+++ Excerpted data +++
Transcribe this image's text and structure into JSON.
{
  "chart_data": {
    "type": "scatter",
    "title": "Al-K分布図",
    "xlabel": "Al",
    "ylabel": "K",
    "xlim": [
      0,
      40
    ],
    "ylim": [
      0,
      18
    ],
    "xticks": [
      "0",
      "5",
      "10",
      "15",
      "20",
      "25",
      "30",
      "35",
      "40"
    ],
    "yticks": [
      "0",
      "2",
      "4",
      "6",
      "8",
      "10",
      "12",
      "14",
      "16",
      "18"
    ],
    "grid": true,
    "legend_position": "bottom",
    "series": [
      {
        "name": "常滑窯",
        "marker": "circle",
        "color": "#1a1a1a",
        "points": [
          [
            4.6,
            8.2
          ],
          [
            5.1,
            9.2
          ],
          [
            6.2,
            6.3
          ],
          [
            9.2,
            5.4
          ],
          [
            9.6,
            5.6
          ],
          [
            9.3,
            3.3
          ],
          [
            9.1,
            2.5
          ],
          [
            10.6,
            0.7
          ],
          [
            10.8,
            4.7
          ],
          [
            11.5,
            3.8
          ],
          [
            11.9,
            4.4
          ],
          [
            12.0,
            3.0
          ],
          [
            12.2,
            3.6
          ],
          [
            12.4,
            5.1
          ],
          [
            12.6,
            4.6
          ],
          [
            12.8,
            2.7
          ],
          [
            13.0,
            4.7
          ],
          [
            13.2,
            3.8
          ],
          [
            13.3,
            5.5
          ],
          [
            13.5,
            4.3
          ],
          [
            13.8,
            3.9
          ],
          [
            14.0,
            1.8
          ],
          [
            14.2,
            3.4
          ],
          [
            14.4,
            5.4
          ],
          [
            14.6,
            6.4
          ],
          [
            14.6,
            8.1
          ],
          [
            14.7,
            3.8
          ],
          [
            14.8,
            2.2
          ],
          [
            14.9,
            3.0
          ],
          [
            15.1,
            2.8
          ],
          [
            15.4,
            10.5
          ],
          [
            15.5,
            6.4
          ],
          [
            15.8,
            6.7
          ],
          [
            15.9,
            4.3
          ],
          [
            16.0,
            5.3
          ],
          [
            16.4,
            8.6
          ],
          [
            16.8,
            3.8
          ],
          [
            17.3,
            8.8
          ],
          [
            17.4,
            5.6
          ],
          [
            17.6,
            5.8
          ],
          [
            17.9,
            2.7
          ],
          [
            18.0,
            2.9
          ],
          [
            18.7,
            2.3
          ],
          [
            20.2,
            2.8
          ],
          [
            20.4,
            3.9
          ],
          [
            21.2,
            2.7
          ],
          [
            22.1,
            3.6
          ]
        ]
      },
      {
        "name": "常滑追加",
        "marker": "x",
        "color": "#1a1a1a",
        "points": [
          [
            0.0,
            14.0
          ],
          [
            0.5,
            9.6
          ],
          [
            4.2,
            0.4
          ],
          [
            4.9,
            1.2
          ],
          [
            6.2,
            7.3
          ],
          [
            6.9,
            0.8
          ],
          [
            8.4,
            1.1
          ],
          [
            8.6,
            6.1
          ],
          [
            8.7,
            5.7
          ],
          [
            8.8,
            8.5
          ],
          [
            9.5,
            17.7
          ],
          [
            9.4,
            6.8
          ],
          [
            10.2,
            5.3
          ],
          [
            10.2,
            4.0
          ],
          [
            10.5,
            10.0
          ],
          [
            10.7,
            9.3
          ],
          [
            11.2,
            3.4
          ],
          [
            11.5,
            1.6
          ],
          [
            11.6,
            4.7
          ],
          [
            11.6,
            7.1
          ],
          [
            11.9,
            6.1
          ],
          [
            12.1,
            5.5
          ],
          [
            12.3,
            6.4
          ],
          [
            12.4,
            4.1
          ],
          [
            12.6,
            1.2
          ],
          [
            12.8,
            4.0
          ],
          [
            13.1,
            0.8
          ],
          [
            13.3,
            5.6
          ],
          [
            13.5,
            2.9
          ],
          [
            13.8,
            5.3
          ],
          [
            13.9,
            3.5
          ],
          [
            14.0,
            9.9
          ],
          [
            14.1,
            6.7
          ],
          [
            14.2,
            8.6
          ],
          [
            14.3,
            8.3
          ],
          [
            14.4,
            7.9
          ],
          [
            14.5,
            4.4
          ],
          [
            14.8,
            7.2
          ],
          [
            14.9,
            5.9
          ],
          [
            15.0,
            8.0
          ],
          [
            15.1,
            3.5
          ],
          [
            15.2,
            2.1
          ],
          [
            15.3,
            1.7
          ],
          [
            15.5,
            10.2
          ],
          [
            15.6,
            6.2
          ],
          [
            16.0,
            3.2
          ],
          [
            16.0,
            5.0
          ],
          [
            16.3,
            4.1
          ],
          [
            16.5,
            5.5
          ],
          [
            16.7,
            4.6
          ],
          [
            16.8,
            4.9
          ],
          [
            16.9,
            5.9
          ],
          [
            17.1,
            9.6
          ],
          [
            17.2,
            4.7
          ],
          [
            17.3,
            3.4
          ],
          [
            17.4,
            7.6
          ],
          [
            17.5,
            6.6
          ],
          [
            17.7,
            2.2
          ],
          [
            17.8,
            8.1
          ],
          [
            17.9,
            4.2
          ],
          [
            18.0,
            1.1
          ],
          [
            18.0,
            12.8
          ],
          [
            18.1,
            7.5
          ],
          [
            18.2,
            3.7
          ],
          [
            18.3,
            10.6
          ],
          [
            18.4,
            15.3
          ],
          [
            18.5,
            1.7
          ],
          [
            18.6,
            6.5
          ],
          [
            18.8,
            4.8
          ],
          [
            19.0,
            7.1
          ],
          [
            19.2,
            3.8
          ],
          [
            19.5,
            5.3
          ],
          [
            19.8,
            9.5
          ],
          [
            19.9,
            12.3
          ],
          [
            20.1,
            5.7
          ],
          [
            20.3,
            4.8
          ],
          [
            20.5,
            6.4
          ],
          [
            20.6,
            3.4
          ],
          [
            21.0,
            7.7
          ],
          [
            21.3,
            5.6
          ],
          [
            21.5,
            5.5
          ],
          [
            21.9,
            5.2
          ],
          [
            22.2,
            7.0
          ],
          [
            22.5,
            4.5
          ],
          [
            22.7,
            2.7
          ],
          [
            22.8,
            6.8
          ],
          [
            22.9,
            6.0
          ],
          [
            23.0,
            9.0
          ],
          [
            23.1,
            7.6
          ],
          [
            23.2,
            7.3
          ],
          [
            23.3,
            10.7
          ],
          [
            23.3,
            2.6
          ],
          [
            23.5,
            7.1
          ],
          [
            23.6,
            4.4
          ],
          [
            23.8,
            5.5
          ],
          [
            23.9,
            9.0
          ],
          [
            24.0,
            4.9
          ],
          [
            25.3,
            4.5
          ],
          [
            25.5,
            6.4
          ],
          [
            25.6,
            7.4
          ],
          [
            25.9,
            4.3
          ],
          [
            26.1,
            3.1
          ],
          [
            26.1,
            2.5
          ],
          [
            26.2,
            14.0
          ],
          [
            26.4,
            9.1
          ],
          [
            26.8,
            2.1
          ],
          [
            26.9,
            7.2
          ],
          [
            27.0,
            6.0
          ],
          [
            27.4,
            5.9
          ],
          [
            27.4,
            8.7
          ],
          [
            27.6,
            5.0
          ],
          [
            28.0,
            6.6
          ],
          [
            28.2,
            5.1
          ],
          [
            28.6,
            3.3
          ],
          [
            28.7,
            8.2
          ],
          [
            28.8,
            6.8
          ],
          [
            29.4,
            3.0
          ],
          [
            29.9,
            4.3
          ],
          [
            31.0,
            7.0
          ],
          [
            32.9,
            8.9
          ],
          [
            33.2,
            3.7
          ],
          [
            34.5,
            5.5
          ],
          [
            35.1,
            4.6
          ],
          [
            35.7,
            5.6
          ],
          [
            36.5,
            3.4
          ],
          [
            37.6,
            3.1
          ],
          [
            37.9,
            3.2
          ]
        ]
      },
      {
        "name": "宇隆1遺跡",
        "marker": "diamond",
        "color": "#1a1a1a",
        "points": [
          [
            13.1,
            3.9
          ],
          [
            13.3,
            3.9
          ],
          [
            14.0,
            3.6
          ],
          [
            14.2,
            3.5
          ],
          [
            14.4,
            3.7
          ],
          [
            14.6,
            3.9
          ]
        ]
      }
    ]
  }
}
+++
* Task directions *
From the listing, copy every line where the string "marker" appears.

* Written solution *
        "marker": "circle",
        "marker": "x",
        "marker": "diamond",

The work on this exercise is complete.